Available records:
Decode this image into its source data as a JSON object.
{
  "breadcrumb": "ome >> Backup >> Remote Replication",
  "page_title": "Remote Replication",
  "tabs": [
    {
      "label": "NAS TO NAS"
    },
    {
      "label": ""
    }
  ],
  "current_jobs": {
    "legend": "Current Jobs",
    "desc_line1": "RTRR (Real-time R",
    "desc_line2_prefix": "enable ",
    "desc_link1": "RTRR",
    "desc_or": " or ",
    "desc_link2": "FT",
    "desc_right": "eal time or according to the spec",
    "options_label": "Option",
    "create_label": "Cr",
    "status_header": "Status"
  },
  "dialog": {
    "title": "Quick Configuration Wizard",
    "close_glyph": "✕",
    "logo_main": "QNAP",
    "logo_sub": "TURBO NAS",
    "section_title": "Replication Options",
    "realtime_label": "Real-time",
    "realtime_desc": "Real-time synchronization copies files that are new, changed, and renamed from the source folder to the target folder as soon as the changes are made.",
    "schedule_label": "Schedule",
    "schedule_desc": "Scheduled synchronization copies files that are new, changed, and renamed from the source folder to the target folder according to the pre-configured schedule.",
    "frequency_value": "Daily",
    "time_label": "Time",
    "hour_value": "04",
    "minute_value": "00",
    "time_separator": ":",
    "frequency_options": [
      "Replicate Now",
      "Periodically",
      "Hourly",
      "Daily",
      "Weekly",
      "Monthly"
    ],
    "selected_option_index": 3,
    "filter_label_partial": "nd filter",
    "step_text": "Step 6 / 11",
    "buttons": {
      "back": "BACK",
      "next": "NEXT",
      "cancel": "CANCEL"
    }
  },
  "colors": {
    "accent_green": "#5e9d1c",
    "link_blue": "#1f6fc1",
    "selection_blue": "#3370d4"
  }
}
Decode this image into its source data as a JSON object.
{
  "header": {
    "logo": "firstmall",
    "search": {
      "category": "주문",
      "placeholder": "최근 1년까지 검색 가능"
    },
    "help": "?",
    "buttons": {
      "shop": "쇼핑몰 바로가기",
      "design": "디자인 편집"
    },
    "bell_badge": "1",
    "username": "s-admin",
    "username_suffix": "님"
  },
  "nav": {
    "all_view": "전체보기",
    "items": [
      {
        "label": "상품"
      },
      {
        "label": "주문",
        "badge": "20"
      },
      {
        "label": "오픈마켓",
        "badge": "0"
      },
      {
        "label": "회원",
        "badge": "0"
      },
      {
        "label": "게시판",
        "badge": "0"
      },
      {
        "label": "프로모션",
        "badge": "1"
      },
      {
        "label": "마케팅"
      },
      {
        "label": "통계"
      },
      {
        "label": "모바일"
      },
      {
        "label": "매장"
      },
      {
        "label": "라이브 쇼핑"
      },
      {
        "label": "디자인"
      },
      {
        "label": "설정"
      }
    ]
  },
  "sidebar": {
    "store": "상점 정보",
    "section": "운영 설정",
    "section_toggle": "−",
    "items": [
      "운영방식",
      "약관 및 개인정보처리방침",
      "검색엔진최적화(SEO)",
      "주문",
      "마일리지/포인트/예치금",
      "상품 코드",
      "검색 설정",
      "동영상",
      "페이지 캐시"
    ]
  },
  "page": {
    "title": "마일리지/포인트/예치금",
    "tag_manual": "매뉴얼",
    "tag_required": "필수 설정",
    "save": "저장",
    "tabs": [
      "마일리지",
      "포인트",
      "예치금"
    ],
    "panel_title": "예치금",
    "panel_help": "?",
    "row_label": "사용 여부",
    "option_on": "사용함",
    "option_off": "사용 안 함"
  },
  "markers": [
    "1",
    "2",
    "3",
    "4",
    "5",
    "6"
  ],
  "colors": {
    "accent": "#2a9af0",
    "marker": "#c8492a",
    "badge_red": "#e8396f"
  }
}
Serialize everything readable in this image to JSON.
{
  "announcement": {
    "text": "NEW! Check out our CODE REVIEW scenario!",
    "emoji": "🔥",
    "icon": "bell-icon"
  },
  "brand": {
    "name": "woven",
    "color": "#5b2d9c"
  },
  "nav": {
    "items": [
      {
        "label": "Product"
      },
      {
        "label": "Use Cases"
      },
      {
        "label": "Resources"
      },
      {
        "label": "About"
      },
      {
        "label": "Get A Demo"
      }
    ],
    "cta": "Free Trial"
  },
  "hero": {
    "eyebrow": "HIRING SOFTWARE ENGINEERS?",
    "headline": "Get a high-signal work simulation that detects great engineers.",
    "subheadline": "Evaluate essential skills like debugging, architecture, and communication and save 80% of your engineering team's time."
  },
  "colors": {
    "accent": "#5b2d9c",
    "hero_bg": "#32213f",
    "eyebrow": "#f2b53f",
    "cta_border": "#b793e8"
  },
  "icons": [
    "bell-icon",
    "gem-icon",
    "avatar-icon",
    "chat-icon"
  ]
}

Aim:
Retype all of the material, keeping each line exact.

Complete output:
Decode this image into its source data as a JSON object.
{
  "breadcrumb": "ome >> Backup >> Remote Replication",
  "page_title": "Remote Replication",
  "tabs": [
    {
      "label": "NAS TO NAS"
    },
    {
      "label": ""
    }
  ],
  "current_jobs": {
    "legend": "Current Jobs",
    "desc_line1": "RTRR (Real-time R",
    "desc_line2_prefix": "enable ",
    "desc_link1": "RTRR",
    "desc_or": " or ",
    "desc_link2": "FT",
    "desc_right": "eal time or according to the spec",
    "options_label": "Option",
    "create_label": "Cr",
    "status_header": "Status"
  },
  "dialog": {
    "title": "Quick Configuration Wizard",
    "close_glyph": "✕",
    "logo_main": "QNAP",
    "logo_sub": "TURBO NAS",
    "section_title": "Replication Options",
    "realtime_label": "Real-time",
    "realtime_desc": "Real-time synchronization copies files that are new, changed, and renamed from the source folder to the target folder as soon as the changes are made.",
    "schedule_label": "Schedule",
    "schedule_desc": "Scheduled synchronization copies files that are new, changed, and renamed from the source folder to the target folder according to the pre-configured schedule.",
    "frequency_value": "Daily",
    "time_label": "Time",
    "hour_value": "04",
    "minute_value": "00",
    "time_separator": ":",
    "frequency_options": [
      "Replicate Now",
      "Periodically",
      "Hourly",
      "Daily",
      "Weekly",
      "Monthly"
    ],
    "selected_option_index": 3,
    "filter_label_partial": "nd filter",
    "step_text": "Step 6 / 11",
    "buttons": {
      "back": "BACK",
      "next": "NEXT",
      "cancel": "CANCEL"
    }
  },
  "colors": {
    "accent_green": "#5e9d1c",
    "link_blue": "#1f6fc1",
    "selection_blue": "#3370d4"
  }
}
Decode this image into its source data as a JSON object.
{
  "header": {
    "logo": "firstmall",
    "search": {
      "category": "주문",
      "placeholder": "최근 1년까지 검색 가능"
    },
    "help": "?",
    "buttons": {
      "shop": "쇼핑몰 바로가기",
      "design": "디자인 편집"
    },
    "bell_badge": "1",
    "username": "s-admin",
    "username_suffix": "님"
  },
  "nav": {
    "all_view": "전체보기",
    "items": [
      {
        "label": "상품"
      },
      {
        "label": "주문",
        "badge": "20"
      },
      {
        "label": "오픈마켓",
        "badge": "0"
      },
      {
        "label": "회원",
        "badge": "0"
      },
      {
        "label": "게시판",
        "badge": "0"
      },
      {
        "label": "프로모션",
        "badge": "1"
      },
      {
        "label": "마케팅"
      },
      {
        "label": "통계"
      },
      {
        "label": "모바일"
      },
      {
        "label": "매장"
      },
      {
        "label": "라이브 쇼핑"
      },
      {
        "label": "디자인"
      },
      {
        "label": "설정"
      }
    ]
  },
  "sidebar": {
    "store": "상점 정보",
    "section": "운영 설정",
    "section_toggle": "−",
    "items": [
      "운영방식",
      "약관 및 개인정보처리방침",
      "검색엔진최적화(SEO)",
      "주문",
      "마일리지/포인트/예치금",
      "상품 코드",
      "검색 설정",
      "동영상",
      "페이지 캐시"
    ]
  },
  "page": {
    "title": "마일리지/포인트/예치금",
    "tag_manual": "매뉴얼",
    "tag_required": "필수 설정",
    "save": "저장",
    "tabs": [
      "마일리지",
      "포인트",
      "예치금"
    ],
    "panel_title": "예치금",
    "panel_help": "?",
    "row_label": "사용 여부",
    "option_on": "사용함",
    "option_off": "사용 안 함"
  },
  "markers": [
    "1",
    "2",
    "3",
    "4",
    "5",
    "6"
  ],
  "colors": {
    "accent": "#2a9af0",
    "marker": "#c8492a",
    "badge_red": "#e8396f"
  }
}
Serialize everything readable in this image to JSON.
{
  "announcement": {
    "text": "NEW! Check out our CODE REVIEW scenario!",
    "emoji": "🔥",
    "icon": "bell-icon"
  },
  "brand": {
    "name": "woven",
    "color": "#5b2d9c"
  },
  "nav": {
    "items": [
      {
        "label": "Product"
      },
      {
        "label": "Use Cases"
      },
      {
        "label": "Resources"
      },
      {
        "label": "About"
      },
      {
        "label": "Get A Demo"
      }
    ],
    "cta": "Free Trial"
  },
  "hero": {
    "eyebrow": "HIRING SOFTWARE ENGINEERS?",
    "headline": "Get a high-signal work simulation that detects great engineers.",
    "subheadline": "Evaluate essential skills like debugging, architecture, and communication and save 80% of your engineering team's time."
  },
  "colors": {
    "accent": "#5b2d9c",
    "hero_bg": "#32213f",
    "eyebrow": "#f2b53f",
    "cta_border": "#b793e8"
  },
  "icons": [
    "bell-icon",
    "gem-icon",
    "avatar-icon",
    "chat-icon"
  ]
}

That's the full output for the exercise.